Available data
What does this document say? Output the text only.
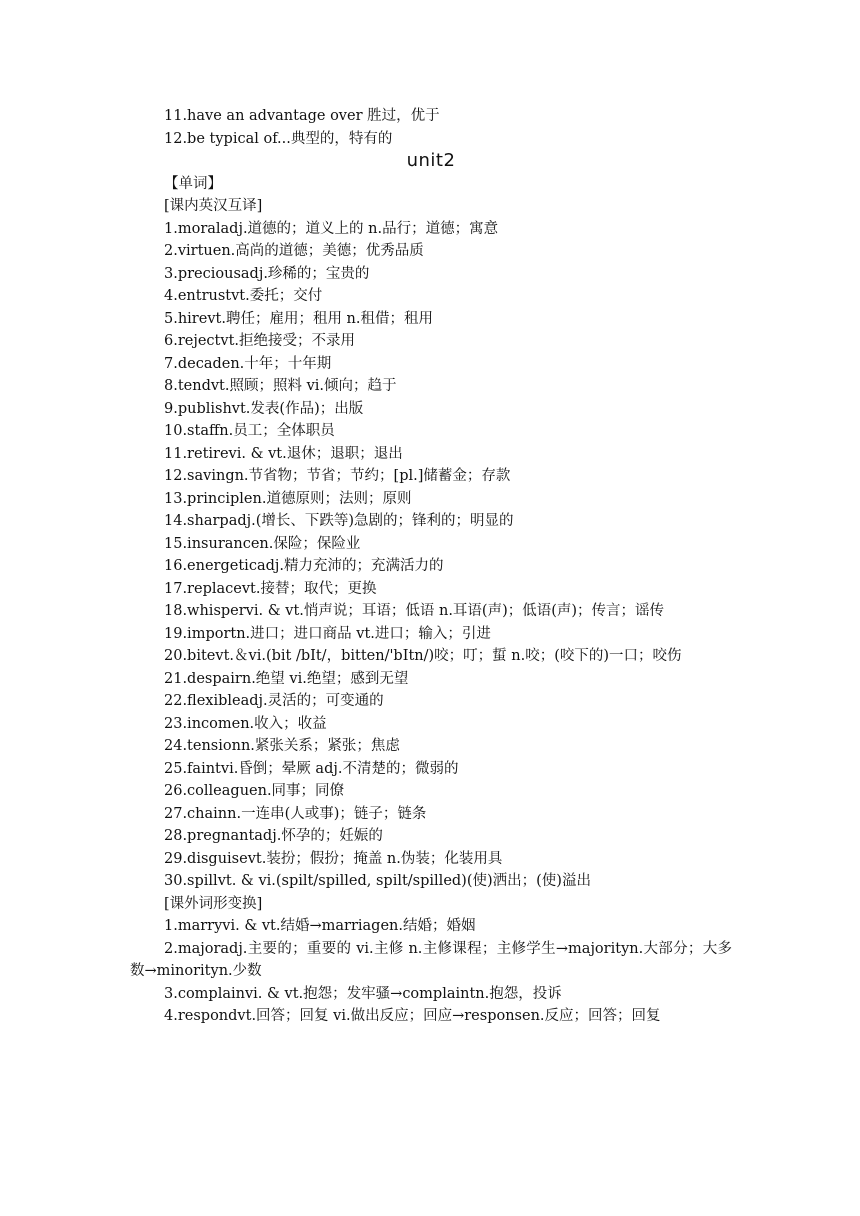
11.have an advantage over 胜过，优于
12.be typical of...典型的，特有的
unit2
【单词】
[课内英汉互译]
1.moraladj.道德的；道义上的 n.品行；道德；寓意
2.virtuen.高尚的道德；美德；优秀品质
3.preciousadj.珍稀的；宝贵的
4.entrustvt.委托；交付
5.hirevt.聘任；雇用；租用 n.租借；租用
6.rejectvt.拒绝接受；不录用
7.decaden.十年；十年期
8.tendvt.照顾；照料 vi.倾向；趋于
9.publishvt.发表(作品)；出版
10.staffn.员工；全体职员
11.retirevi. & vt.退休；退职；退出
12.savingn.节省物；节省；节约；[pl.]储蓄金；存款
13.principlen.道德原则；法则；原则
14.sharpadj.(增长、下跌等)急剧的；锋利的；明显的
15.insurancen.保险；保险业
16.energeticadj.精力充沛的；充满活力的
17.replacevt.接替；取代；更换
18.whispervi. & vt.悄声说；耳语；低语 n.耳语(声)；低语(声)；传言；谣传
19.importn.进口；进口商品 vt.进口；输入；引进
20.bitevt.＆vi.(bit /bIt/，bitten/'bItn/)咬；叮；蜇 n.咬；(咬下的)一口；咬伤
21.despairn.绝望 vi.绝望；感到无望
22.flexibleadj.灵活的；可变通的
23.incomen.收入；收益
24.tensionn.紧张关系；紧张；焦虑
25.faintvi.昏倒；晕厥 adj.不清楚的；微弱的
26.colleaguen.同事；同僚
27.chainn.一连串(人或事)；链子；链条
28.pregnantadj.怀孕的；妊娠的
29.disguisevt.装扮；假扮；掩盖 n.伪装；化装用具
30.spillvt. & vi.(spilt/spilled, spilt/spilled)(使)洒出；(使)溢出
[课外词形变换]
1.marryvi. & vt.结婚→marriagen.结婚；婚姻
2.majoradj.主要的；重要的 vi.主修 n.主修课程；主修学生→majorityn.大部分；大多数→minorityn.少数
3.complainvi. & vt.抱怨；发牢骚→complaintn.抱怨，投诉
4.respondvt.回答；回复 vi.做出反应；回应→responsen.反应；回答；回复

--

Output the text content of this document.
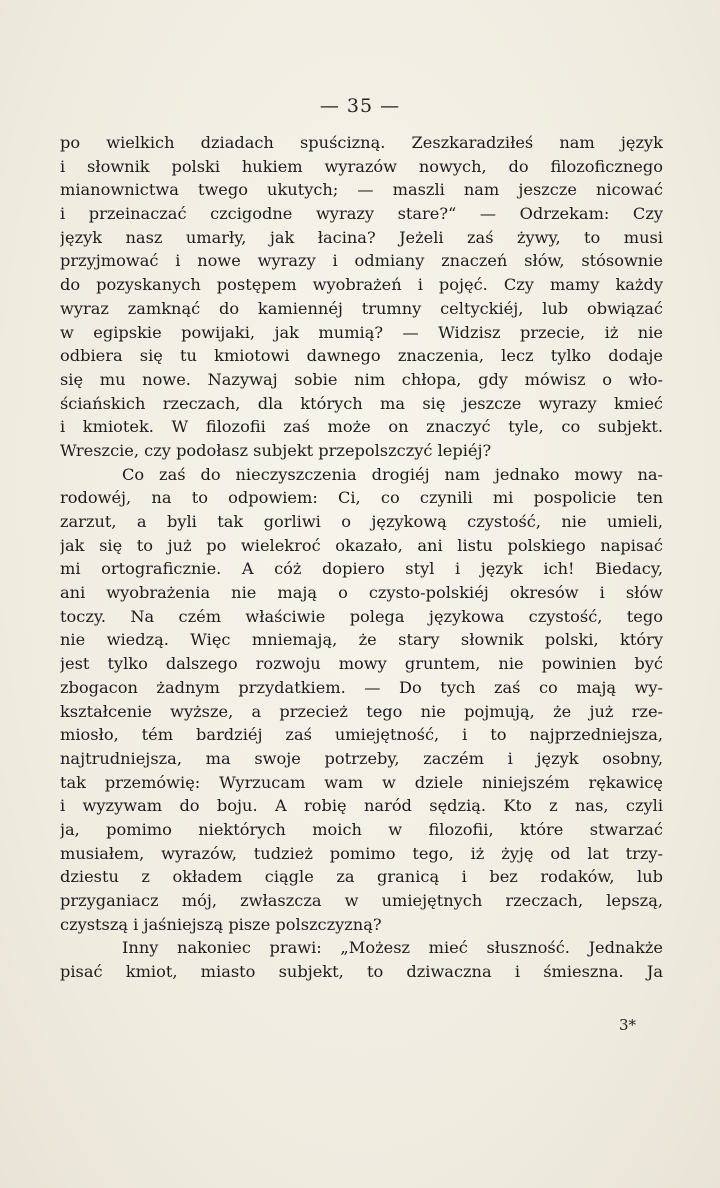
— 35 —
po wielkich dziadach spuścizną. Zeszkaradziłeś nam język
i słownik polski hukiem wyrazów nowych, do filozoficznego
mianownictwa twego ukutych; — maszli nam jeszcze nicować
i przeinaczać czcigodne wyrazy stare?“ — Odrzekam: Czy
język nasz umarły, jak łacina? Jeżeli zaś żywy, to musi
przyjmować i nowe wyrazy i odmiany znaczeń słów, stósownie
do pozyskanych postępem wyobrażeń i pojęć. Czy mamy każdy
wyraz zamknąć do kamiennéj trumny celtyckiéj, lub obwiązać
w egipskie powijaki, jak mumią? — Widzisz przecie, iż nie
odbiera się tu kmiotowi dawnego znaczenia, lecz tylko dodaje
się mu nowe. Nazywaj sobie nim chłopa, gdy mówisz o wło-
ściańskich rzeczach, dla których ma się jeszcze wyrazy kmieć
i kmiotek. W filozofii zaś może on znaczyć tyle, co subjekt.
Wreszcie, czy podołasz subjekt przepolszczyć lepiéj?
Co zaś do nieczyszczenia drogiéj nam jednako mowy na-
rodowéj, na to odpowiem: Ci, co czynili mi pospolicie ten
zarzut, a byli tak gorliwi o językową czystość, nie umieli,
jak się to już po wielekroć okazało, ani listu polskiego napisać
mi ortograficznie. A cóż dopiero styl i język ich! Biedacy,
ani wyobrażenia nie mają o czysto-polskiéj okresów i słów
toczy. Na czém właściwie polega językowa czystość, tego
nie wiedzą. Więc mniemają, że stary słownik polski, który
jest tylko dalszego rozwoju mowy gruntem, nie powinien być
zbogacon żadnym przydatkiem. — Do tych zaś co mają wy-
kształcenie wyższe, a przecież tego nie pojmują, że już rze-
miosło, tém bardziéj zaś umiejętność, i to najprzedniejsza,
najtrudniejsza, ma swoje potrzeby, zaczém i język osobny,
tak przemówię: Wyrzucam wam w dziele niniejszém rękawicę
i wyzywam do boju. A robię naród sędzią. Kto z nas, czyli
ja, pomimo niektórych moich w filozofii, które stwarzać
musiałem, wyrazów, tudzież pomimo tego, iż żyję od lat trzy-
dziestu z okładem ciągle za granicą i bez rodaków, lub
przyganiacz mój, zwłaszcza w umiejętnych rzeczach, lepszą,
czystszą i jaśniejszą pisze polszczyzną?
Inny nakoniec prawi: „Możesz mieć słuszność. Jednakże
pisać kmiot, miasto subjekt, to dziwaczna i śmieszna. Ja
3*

Task brief
Work through the records line by line and tally those with the word "nowe". Report only the total.

Solution
2